> **Objective**
Review the listing and copy each line that holds the word "Throughput".

> **Input rows**
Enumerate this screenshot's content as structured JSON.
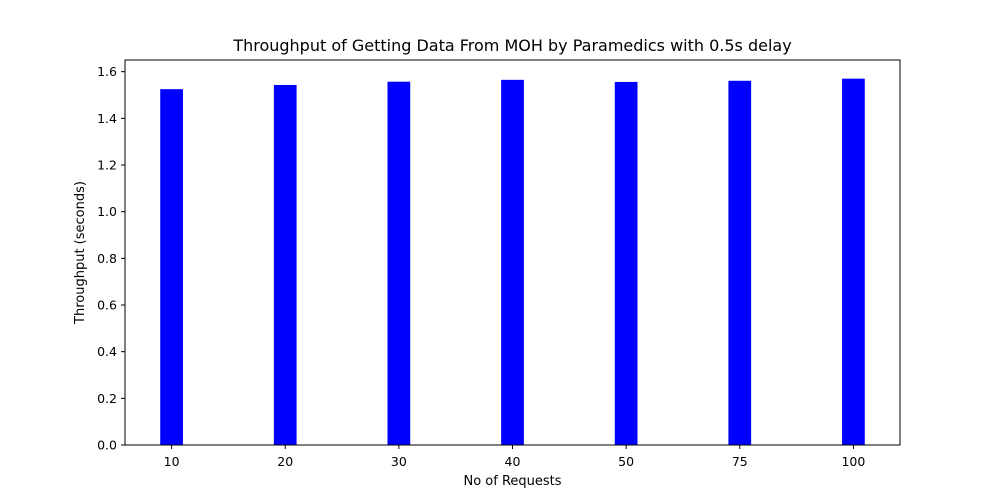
{
  "chart_data": {
    "type": "bar",
    "title": "Throughput of Getting Data From MOH by Paramedics with 0.5s delay",
    "xlabel": "No of Requests",
    "ylabel": "Throughput (seconds)",
    "categories": [
      "10",
      "20",
      "30",
      "40",
      "50",
      "75",
      "100"
    ],
    "values": [
      1.525,
      1.543,
      1.557,
      1.565,
      1.556,
      1.561,
      1.57
    ],
    "ylim": [
      0,
      1.65
    ],
    "yticks": [
      "0.0",
      "0.2",
      "0.4",
      "0.6",
      "0.8",
      "1.0",
      "1.2",
      "1.4",
      "1.6"
    ],
    "bar_color": "#0000ff",
    "grid": false,
    "legend": "none"
  }
}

> **Finished exercise**
    "title": "Throughput of Getting Data From MOH by Paramedics with 0.5s delay",
    "ylabel": "Throughput (seconds)",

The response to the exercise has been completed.